> _WORK TO COMPLETE_: Among the entries below, count the lines that contain the word "STELIB". Write down only the total.

> _WORKING DATA_:

++++++++

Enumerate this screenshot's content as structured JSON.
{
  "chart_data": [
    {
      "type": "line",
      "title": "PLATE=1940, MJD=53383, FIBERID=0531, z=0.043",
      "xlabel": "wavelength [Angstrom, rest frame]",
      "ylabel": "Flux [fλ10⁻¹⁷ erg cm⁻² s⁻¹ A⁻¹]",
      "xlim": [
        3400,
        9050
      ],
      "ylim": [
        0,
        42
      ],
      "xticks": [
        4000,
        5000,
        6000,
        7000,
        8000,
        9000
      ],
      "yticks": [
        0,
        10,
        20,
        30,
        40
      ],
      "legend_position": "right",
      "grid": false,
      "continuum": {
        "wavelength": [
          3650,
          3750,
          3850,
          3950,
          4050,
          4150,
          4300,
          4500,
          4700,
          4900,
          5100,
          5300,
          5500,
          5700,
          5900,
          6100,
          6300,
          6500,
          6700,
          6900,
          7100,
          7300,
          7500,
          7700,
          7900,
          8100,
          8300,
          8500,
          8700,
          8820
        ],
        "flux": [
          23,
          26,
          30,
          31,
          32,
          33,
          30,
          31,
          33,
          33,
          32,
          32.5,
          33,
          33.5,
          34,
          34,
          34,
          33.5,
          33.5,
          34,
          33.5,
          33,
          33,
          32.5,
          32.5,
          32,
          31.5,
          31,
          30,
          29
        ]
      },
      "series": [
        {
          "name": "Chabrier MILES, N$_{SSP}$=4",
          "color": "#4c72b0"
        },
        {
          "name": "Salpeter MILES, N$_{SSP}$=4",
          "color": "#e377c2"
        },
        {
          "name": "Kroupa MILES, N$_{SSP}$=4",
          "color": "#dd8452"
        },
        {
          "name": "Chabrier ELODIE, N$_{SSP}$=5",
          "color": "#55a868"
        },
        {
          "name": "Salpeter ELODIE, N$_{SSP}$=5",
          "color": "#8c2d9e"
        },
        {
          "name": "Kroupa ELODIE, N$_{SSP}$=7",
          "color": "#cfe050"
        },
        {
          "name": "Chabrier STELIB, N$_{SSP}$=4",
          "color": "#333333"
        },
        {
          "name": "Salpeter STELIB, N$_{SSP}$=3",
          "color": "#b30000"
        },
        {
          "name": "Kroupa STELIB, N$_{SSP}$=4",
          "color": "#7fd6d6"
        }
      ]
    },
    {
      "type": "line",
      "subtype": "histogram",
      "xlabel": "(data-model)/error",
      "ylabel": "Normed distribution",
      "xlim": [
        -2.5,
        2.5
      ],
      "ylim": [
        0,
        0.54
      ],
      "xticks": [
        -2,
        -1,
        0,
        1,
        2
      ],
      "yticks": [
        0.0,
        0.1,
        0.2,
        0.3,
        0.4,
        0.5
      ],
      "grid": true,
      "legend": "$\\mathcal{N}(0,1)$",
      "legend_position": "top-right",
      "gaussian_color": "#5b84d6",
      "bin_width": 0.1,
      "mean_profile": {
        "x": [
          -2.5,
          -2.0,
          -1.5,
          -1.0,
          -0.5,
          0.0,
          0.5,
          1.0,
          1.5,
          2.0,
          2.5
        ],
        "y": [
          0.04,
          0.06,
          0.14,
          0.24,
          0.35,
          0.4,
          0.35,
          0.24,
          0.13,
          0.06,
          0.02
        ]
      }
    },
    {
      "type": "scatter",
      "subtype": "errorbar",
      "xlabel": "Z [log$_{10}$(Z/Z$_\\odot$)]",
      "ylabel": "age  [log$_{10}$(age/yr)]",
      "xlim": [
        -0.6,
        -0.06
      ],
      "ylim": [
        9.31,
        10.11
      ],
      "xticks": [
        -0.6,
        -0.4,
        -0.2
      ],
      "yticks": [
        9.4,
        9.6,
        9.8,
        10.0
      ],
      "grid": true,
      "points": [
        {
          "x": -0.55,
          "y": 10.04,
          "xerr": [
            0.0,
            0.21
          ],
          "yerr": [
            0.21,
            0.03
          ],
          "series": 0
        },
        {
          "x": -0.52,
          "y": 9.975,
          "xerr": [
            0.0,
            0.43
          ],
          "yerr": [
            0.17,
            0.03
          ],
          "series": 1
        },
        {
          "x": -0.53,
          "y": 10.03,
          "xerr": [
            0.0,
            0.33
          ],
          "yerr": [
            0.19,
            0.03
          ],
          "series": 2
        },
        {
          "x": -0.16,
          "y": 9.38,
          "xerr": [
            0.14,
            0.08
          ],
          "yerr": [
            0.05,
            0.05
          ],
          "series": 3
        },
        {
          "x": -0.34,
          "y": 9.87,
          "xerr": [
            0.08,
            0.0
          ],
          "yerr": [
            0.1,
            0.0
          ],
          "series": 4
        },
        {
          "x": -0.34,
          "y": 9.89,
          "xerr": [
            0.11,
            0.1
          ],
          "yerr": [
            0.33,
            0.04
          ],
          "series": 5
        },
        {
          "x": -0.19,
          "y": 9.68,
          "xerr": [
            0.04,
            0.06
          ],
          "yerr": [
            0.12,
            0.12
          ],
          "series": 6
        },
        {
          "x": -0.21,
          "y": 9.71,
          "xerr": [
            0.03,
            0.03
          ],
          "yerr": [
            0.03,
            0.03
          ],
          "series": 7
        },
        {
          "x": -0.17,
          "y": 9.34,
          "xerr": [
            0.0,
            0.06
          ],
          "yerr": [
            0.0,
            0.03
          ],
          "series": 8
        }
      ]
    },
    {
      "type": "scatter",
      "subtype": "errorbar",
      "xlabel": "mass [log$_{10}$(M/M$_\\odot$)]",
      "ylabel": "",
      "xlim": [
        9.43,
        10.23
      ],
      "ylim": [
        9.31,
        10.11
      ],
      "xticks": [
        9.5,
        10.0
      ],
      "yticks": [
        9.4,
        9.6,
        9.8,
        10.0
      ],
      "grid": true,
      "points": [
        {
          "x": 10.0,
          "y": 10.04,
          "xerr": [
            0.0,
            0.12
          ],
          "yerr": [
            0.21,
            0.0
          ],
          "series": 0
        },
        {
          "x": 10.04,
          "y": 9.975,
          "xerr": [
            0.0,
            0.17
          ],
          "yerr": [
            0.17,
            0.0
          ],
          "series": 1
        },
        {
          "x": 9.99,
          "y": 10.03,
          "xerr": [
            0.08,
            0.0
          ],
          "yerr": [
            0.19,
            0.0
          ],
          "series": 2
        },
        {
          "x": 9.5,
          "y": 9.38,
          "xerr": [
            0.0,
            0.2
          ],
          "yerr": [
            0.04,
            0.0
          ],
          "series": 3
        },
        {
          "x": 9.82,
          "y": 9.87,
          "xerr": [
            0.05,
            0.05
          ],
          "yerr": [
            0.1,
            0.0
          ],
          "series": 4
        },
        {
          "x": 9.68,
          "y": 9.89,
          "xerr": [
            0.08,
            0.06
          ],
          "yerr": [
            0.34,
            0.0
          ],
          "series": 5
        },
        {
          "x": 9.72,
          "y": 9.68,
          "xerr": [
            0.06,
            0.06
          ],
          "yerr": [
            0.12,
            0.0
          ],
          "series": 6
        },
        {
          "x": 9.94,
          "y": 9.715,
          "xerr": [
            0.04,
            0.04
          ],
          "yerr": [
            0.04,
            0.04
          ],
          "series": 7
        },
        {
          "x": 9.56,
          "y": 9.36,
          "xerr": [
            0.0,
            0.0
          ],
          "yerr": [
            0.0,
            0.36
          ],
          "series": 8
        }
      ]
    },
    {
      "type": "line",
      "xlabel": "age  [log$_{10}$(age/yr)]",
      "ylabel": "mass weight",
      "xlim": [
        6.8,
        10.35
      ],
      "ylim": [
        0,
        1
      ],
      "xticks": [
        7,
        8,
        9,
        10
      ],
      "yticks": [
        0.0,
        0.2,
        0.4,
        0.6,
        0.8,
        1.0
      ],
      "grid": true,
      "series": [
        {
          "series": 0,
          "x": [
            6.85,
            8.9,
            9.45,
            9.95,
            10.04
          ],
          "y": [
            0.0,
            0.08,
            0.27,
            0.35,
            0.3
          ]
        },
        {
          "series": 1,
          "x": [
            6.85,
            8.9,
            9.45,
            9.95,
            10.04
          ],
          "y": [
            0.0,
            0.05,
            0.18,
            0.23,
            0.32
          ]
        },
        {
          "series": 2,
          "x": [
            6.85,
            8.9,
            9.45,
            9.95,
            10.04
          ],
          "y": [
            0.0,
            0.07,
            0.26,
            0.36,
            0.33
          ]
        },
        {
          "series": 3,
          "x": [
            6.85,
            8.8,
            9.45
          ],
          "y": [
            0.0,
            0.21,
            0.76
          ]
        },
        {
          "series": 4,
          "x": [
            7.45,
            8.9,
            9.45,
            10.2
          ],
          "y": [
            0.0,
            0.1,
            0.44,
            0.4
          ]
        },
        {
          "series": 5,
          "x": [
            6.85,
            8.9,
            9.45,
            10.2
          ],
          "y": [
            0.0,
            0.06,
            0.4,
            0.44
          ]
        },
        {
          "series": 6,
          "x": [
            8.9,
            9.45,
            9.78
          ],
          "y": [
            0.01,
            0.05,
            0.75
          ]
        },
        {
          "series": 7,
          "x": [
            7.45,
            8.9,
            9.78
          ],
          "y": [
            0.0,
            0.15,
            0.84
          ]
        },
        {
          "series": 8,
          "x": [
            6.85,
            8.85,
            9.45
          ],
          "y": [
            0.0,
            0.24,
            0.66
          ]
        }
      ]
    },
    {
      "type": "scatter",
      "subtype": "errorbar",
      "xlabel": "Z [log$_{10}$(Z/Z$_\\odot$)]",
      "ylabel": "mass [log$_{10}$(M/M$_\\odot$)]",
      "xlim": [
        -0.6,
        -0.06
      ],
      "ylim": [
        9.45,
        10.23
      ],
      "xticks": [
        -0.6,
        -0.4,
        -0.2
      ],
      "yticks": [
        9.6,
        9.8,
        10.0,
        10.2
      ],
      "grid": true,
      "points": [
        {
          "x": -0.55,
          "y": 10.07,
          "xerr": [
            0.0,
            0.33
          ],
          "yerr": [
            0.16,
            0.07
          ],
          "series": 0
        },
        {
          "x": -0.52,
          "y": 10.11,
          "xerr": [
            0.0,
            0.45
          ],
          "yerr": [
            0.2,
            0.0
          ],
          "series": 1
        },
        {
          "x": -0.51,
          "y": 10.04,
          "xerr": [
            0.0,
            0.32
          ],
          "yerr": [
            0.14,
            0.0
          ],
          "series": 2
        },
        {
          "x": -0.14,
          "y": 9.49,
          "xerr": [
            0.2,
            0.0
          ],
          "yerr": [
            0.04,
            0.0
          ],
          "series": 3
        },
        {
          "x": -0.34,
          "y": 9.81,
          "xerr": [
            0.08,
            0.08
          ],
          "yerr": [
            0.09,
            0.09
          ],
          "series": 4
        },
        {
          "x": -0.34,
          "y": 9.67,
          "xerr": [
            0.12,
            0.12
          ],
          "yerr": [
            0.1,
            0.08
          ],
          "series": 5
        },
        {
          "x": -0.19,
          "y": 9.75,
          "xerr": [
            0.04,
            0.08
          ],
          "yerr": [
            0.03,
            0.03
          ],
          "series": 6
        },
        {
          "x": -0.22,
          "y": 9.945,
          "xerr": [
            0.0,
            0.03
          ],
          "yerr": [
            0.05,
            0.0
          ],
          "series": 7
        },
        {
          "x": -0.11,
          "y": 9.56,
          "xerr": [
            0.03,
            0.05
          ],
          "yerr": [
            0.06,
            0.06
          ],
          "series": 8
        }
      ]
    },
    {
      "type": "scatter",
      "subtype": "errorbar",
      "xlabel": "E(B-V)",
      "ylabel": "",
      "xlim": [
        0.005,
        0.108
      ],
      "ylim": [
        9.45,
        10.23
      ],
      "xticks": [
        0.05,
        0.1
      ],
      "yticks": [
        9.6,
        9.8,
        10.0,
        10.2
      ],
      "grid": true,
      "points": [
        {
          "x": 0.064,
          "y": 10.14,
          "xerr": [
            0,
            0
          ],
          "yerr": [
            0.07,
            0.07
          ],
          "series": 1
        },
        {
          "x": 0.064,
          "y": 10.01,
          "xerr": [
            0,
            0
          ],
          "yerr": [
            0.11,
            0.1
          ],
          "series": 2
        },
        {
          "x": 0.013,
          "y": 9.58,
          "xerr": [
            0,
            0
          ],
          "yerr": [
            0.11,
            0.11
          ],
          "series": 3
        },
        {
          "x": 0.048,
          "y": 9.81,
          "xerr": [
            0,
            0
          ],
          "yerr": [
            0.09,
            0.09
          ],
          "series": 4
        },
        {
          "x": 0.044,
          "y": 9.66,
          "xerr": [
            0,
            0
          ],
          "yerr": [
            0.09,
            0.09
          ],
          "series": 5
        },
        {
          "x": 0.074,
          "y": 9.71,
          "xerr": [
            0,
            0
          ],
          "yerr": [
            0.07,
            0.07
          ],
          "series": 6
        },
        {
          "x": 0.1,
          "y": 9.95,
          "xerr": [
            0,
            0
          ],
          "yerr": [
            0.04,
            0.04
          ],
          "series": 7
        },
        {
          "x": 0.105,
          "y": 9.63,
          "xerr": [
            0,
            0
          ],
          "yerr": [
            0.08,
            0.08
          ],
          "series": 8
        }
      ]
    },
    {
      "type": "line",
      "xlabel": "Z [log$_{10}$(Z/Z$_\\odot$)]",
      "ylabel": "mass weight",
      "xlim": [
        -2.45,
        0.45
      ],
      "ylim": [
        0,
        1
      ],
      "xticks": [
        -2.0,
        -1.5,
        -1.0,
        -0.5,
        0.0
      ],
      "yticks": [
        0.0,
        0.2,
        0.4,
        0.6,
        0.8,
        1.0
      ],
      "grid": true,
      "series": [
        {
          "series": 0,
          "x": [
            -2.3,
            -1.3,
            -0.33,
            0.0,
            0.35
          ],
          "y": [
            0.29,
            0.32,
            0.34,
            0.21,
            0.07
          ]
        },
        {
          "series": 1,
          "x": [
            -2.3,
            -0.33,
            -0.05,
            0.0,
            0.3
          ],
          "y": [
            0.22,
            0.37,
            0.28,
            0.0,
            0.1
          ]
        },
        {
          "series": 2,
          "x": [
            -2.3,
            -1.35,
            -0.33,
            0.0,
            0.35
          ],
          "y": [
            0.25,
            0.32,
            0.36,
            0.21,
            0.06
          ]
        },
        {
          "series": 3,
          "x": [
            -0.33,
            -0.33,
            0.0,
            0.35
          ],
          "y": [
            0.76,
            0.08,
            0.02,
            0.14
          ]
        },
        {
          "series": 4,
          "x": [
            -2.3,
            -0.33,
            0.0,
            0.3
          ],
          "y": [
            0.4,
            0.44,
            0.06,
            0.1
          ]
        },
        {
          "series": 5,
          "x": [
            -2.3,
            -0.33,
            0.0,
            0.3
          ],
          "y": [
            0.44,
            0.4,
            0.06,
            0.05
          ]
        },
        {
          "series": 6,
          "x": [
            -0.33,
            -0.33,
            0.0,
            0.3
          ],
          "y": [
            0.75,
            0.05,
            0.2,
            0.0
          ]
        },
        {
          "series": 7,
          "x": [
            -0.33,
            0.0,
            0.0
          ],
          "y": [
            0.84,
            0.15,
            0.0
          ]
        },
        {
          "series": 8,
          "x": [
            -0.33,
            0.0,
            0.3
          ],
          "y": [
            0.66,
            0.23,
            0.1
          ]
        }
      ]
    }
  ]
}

++++++++

> _OUTPUT FOR THIS TASK_: 3